→ **Challenge**
Copy every row below word for word, leaving nothing out and changing nothing.

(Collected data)
————
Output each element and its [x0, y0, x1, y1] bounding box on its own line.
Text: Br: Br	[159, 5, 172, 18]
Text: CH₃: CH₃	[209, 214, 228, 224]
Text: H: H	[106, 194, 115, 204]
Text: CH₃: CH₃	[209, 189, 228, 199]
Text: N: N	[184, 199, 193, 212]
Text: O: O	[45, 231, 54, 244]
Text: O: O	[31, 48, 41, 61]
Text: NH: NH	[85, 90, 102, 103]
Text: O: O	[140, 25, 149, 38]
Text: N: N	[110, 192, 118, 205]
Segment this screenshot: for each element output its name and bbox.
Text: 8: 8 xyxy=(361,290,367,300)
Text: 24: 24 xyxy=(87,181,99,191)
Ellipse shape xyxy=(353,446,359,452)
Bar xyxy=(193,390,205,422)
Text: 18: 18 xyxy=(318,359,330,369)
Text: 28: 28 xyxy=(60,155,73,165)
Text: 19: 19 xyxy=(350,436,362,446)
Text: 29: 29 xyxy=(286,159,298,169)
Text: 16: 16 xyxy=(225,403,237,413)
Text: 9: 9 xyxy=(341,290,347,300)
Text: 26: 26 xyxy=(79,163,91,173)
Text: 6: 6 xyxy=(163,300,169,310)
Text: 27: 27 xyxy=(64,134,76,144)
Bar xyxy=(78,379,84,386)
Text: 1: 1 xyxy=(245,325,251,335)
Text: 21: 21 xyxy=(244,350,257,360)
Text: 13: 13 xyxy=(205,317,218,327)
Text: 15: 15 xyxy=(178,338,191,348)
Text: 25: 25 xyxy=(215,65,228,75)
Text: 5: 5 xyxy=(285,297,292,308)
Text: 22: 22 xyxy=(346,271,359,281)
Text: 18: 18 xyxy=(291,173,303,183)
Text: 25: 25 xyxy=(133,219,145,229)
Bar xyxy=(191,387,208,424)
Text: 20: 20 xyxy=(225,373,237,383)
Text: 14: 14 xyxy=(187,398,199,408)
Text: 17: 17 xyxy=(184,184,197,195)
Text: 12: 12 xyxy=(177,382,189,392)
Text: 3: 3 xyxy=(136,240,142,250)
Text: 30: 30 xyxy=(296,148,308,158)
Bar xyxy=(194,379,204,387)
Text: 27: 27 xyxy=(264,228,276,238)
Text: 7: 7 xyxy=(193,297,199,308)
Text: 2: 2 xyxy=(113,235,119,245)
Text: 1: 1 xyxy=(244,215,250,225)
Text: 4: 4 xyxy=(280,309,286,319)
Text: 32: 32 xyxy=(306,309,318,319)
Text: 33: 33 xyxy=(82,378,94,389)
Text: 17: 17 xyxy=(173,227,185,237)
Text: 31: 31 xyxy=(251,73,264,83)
————
→ **Result**
Output each element and its [x0, y0, x1, y1] bounding box on its own line.
Text: Br: Br	[159, 5, 172, 18]
Text: CH₃: CH₃	[209, 214, 228, 224]
Text: H: H	[106, 194, 115, 204]
Text: CH₃: CH₃	[209, 189, 228, 199]
Text: N: N	[184, 199, 193, 212]
Text: O: O	[45, 231, 54, 244]
Text: O: O	[31, 48, 41, 61]
Text: NH: NH	[85, 90, 102, 103]
Text: O: O	[140, 25, 149, 38]
Text: N: N	[110, 192, 118, 205]
Segment this screenshot: for each element output its name and bbox.
Text: 8: 8 xyxy=(361,290,367,300)
Text: 24: 24 xyxy=(87,181,99,191)
Ellipse shape xyxy=(353,446,359,452)
Bar xyxy=(193,390,205,422)
Text: 18: 18 xyxy=(318,359,330,369)
Text: 28: 28 xyxy=(60,155,73,165)
Text: 19: 19 xyxy=(350,436,362,446)
Text: 29: 29 xyxy=(286,159,298,169)
Text: 16: 16 xyxy=(225,403,237,413)
Text: 9: 9 xyxy=(341,290,347,300)
Text: 26: 26 xyxy=(79,163,91,173)
Text: 6: 6 xyxy=(163,300,169,310)
Text: 27: 27 xyxy=(64,134,76,144)
Bar xyxy=(78,379,84,386)
Text: 1: 1 xyxy=(245,325,251,335)
Text: 21: 21 xyxy=(244,350,257,360)
Text: 13: 13 xyxy=(205,317,218,327)
Text: 15: 15 xyxy=(178,338,191,348)
Text: 25: 25 xyxy=(215,65,228,75)
Text: 5: 5 xyxy=(285,297,292,308)
Text: 22: 22 xyxy=(346,271,359,281)
Text: 18: 18 xyxy=(291,173,303,183)
Text: 25: 25 xyxy=(133,219,145,229)
Bar xyxy=(191,387,208,424)
Text: 20: 20 xyxy=(225,373,237,383)
Text: 14: 14 xyxy=(187,398,199,408)
Text: 17: 17 xyxy=(184,184,197,195)
Text: 12: 12 xyxy=(177,382,189,392)
Text: 3: 3 xyxy=(136,240,142,250)
Text: 30: 30 xyxy=(296,148,308,158)
Bar xyxy=(194,379,204,387)
Text: 27: 27 xyxy=(264,228,276,238)
Text: 7: 7 xyxy=(193,297,199,308)
Text: 2: 2 xyxy=(113,235,119,245)
Text: 1: 1 xyxy=(244,215,250,225)
Text: 4: 4 xyxy=(280,309,286,319)
Text: 32: 32 xyxy=(306,309,318,319)
Text: 33: 33 xyxy=(82,378,94,389)
Text: 17: 17 xyxy=(173,227,185,237)
Text: 31: 31 xyxy=(251,73,264,83)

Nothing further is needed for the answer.